Task inputs
▬▬▬

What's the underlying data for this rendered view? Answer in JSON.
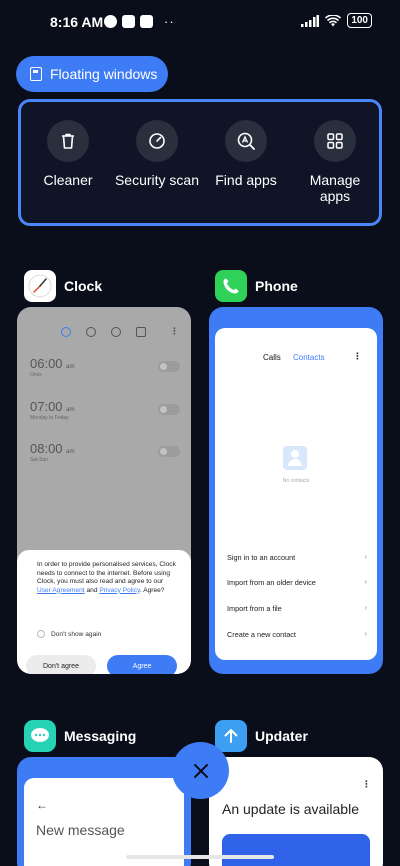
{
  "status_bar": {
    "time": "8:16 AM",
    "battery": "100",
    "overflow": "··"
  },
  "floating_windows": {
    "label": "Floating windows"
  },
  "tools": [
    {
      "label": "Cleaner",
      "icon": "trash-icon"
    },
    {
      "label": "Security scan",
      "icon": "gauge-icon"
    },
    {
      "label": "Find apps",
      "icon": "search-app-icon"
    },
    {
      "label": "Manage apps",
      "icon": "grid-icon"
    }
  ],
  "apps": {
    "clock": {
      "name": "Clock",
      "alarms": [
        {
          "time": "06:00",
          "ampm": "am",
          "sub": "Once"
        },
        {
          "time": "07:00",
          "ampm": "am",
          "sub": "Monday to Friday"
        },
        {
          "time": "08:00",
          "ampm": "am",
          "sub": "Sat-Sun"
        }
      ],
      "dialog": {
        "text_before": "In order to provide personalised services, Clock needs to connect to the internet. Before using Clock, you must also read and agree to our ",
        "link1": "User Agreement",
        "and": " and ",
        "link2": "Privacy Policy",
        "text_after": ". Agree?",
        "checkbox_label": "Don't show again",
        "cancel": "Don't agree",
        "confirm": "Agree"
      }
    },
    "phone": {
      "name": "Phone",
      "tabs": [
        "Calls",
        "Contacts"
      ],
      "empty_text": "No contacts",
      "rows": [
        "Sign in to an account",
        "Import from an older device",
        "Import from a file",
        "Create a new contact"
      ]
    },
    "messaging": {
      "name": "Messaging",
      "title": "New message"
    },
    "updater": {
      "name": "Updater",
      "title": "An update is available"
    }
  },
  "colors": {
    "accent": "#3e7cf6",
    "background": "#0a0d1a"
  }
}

▬▬▬

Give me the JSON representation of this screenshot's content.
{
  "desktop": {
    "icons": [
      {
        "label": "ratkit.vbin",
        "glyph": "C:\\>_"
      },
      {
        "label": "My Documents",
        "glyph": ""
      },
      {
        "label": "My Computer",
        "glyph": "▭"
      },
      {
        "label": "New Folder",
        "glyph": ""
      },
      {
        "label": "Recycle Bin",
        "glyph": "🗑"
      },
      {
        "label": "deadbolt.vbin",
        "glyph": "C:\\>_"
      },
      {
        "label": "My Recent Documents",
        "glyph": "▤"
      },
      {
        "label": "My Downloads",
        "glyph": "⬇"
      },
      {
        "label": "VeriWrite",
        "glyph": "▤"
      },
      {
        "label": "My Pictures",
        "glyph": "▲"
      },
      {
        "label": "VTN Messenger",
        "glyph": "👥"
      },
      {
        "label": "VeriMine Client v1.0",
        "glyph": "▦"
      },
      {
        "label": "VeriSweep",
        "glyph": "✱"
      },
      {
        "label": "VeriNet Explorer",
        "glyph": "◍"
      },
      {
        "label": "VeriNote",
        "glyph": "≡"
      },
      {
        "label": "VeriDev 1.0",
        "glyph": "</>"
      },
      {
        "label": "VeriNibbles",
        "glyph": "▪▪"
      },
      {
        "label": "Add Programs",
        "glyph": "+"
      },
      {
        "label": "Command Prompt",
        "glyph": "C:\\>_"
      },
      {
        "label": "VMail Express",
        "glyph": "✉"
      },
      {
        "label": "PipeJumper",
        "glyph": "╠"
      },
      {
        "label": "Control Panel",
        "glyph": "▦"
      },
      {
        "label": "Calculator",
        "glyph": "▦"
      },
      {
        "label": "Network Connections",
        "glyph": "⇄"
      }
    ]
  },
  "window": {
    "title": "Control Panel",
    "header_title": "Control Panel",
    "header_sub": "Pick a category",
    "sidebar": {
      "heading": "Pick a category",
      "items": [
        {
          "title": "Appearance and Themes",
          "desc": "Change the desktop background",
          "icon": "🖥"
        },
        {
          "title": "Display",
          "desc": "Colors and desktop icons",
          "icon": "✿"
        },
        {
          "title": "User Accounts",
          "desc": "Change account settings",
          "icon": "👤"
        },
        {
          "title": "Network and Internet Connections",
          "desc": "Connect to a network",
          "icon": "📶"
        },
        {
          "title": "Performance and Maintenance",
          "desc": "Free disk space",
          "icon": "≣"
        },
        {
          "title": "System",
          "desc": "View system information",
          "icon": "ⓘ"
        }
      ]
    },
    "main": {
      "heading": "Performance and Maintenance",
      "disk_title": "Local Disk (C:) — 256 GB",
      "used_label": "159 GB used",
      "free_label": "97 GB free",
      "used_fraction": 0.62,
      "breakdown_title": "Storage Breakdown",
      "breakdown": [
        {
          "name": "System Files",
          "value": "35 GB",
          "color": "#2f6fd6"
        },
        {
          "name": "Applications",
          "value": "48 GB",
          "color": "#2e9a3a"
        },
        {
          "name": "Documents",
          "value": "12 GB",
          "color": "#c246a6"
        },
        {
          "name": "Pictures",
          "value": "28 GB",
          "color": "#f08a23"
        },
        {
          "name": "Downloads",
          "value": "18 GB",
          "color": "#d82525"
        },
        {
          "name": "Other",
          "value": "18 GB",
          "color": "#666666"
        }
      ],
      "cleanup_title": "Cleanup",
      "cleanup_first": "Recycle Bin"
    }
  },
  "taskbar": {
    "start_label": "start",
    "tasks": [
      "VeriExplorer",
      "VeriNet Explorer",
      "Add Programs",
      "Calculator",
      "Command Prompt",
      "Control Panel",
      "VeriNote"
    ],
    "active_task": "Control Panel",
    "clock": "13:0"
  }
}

▬▬▬

Goal of the exercise
Locate the string "from" in the listing above and copy every line where it occurs.

Written response
        "Import from an older device",
        "Import from a file",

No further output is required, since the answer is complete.